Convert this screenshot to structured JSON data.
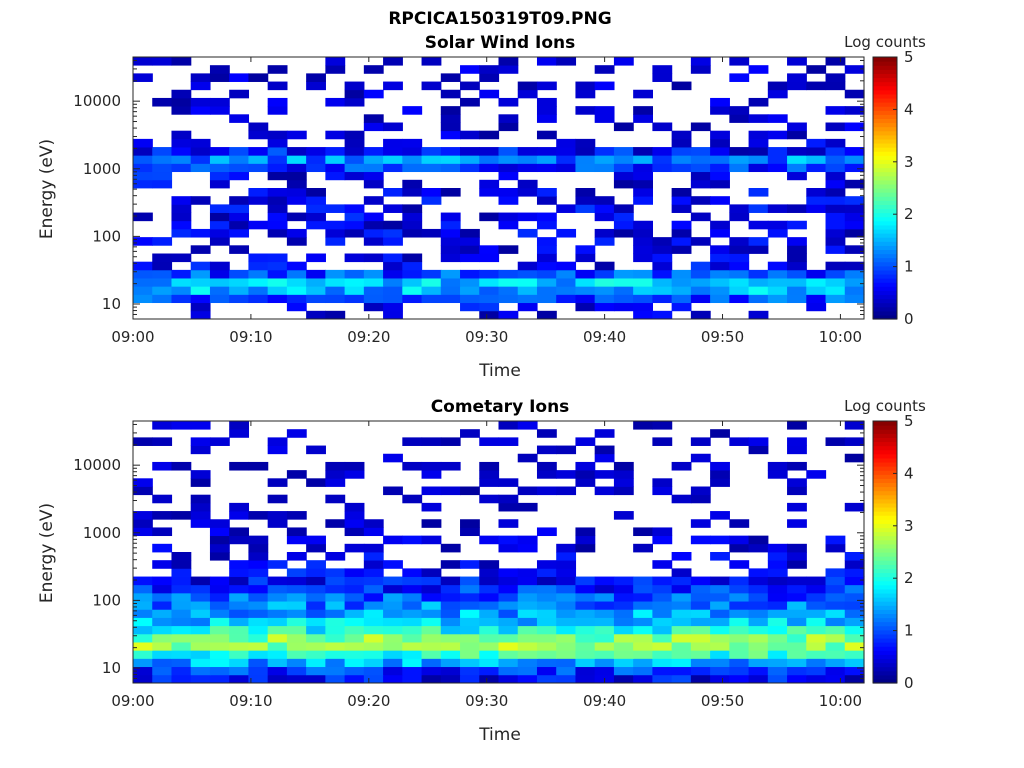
{
  "figure": {
    "title": "RPCICA150319T09.PNG"
  },
  "chart_data": [
    {
      "type": "heatmap",
      "title": "Solar Wind Ions",
      "xlabel": "Time",
      "ylabel": "Energy (eV)",
      "x_ticks": [
        "09:00",
        "09:10",
        "09:20",
        "09:30",
        "09:40",
        "09:50",
        "10:00"
      ],
      "x_range": [
        "09:00",
        "10:02"
      ],
      "y_scale": "log",
      "y_ticks": [
        "10",
        "100",
        "1000",
        "10000"
      ],
      "ylim": [
        6,
        45000
      ],
      "colorbar": {
        "label": "Log counts",
        "ticks": [
          "0",
          "1",
          "2",
          "3",
          "4",
          "5"
        ],
        "range": [
          0,
          5
        ],
        "colormap": "jet"
      },
      "profile": [
        {
          "energy": 8,
          "value": 0.3
        },
        {
          "energy": 10,
          "value": 0.6
        },
        {
          "energy": 13,
          "value": 1.1
        },
        {
          "energy": 16,
          "value": 1.5
        },
        {
          "energy": 20,
          "value": 1.7
        },
        {
          "energy": 25,
          "value": 1.2
        },
        {
          "energy": 32,
          "value": 0.6
        },
        {
          "energy": 40,
          "value": 0.4
        },
        {
          "energy": 60,
          "value": 0.3
        },
        {
          "energy": 100,
          "value": 0.4
        },
        {
          "energy": 150,
          "value": 0.5
        },
        {
          "energy": 250,
          "value": 0.5
        },
        {
          "energy": 400,
          "value": 0.4
        },
        {
          "energy": 700,
          "value": 0.4
        },
        {
          "energy": 1100,
          "value": 0.9
        },
        {
          "energy": 1400,
          "value": 1.3
        },
        {
          "energy": 2000,
          "value": 0.4
        },
        {
          "energy": 3000,
          "value": 0.2
        },
        {
          "energy": 6000,
          "value": 0.2
        },
        {
          "energy": 15000,
          "value": 0.2
        },
        {
          "energy": 30000,
          "value": 0.2
        }
      ]
    },
    {
      "type": "heatmap",
      "title": "Cometary Ions",
      "xlabel": "Time",
      "ylabel": "Energy (eV)",
      "x_ticks": [
        "09:00",
        "09:10",
        "09:20",
        "09:30",
        "09:40",
        "09:50",
        "10:00"
      ],
      "x_range": [
        "09:00",
        "10:02"
      ],
      "y_scale": "log",
      "y_ticks": [
        "10",
        "100",
        "1000",
        "10000"
      ],
      "ylim": [
        6,
        45000
      ],
      "colorbar": {
        "label": "Log counts",
        "ticks": [
          "0",
          "1",
          "2",
          "3",
          "4",
          "5"
        ],
        "range": [
          0,
          5
        ],
        "colormap": "jet"
      },
      "profile": [
        {
          "energy": 8,
          "value": 0.6
        },
        {
          "energy": 10,
          "value": 1.0
        },
        {
          "energy": 13,
          "value": 1.6
        },
        {
          "energy": 16,
          "value": 2.1
        },
        {
          "energy": 20,
          "value": 2.6
        },
        {
          "energy": 25,
          "value": 2.7
        },
        {
          "energy": 32,
          "value": 2.2
        },
        {
          "energy": 40,
          "value": 1.8
        },
        {
          "energy": 60,
          "value": 1.5
        },
        {
          "energy": 100,
          "value": 1.1
        },
        {
          "energy": 150,
          "value": 0.8
        },
        {
          "energy": 250,
          "value": 0.5
        },
        {
          "energy": 400,
          "value": 0.4
        },
        {
          "energy": 700,
          "value": 0.3
        },
        {
          "energy": 1100,
          "value": 0.2
        },
        {
          "energy": 2500,
          "value": 0.1
        },
        {
          "energy": 25000,
          "value": 0.1
        }
      ]
    }
  ]
}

= = = =

What you will do. Pick out each line containing the string "Ions" and copy it.

Response to the task.
      "title": "Solar Wind Ions",
      "title": "Cometary Ions",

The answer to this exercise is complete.